**Exercise requirements:**
From the listing below, extract every line containing "attention".

···

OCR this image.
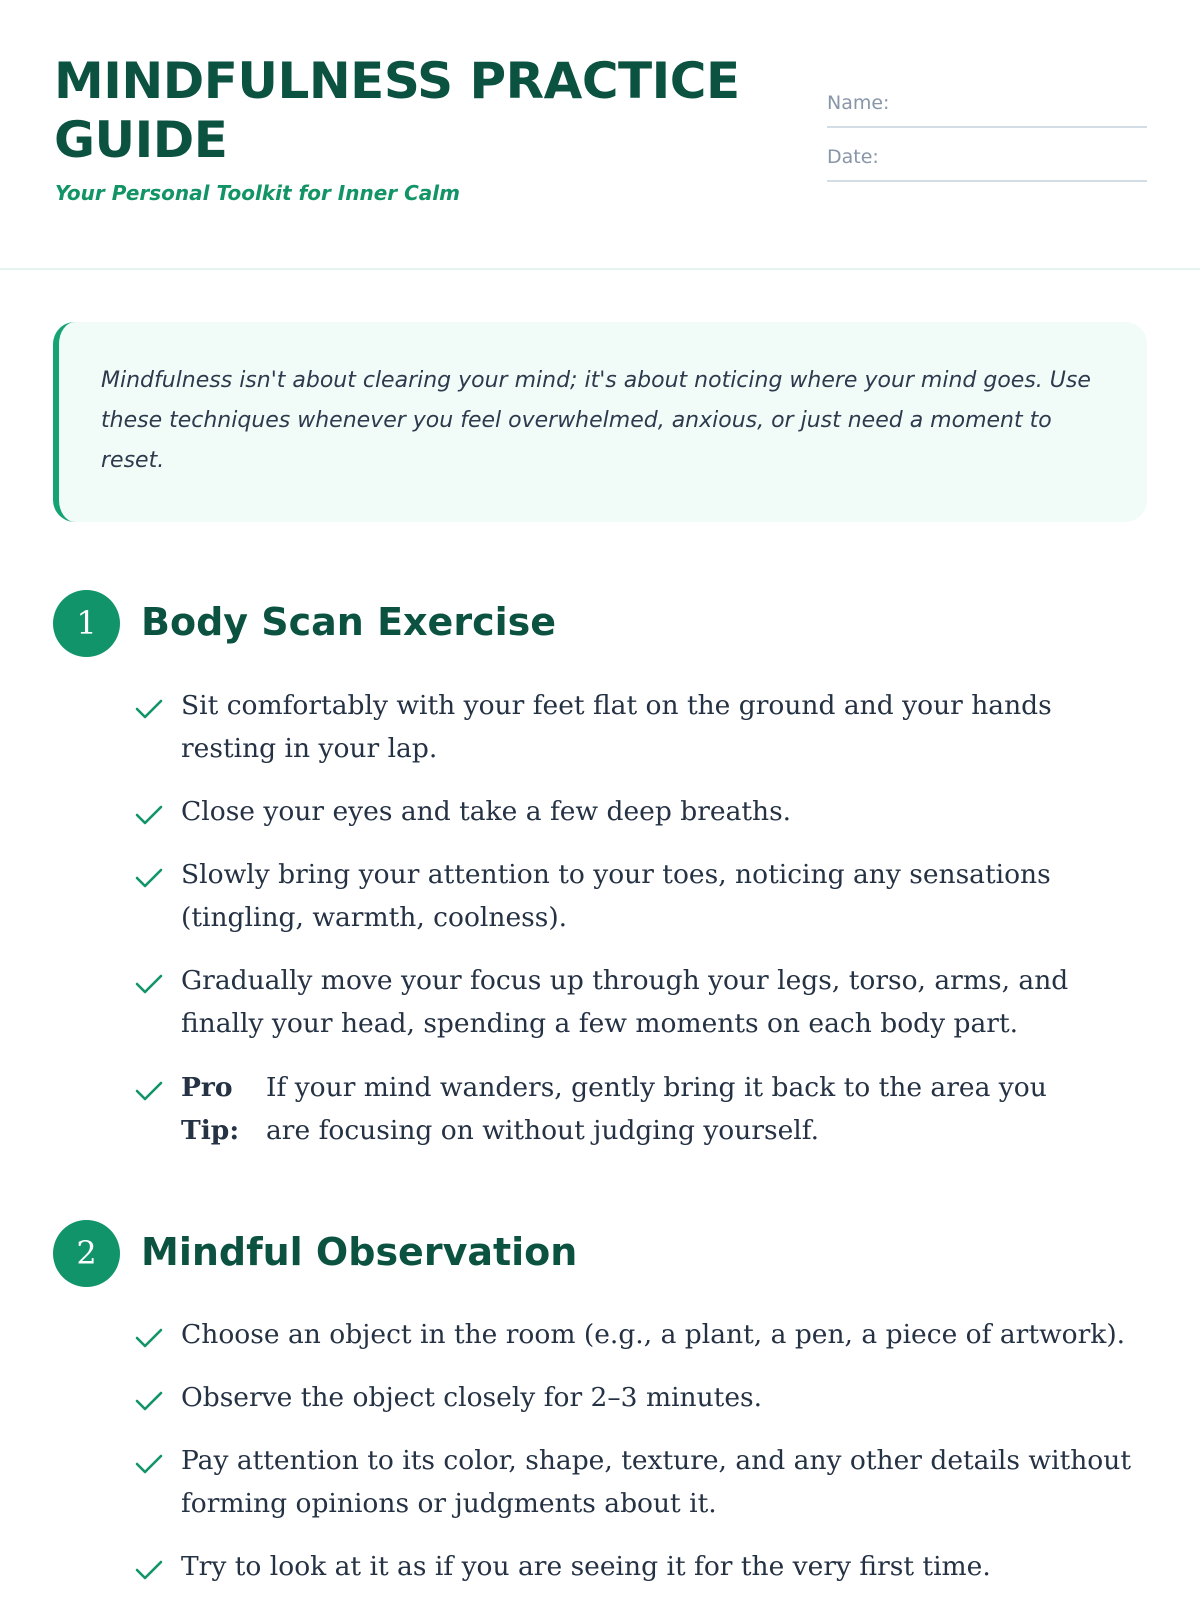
MINDFULNESS PRACTICE GUIDE
Your Personal Toolkit for Inner Calm
Name:
Date:

Mindfulness isn't about clearing your mind; it's about noticing where your mind goes. Use these techniques whenever you feel overwhelmed, anxious, or just need a moment to reset.

1	Body Scan Exercise
Sit comfortably with your feet flat on the ground and your hands resting in your lap.
Close your eyes and take a few deep breaths.
Slowly bring your attention to your toes, noticing any sensations (tingling, warmth, coolness).
Gradually move your focus up through your legs, torso, arms, and finally your head, spending a few moments on each body part.
Pro Tip:
If your mind wanders, gently bring it back to the area you are focusing on without judging yourself.
2	Mindful Observation
Choose an object in the room (e.g., a plant, a pen, a piece of artwork).
Observe the object closely for 2–3 minutes.
Pay attention to its color, shape, texture, and any other details without forming opinions or judgments about it.
Try to look at it as if you are seeing it for the very first time.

···

**Full answer:**
Slowly bring your attention to your toes, noticing any sensations (tingling, warmth, coolness).
Pay attention to its color, shape, texture, and any other details without forming opinions or judgments about it.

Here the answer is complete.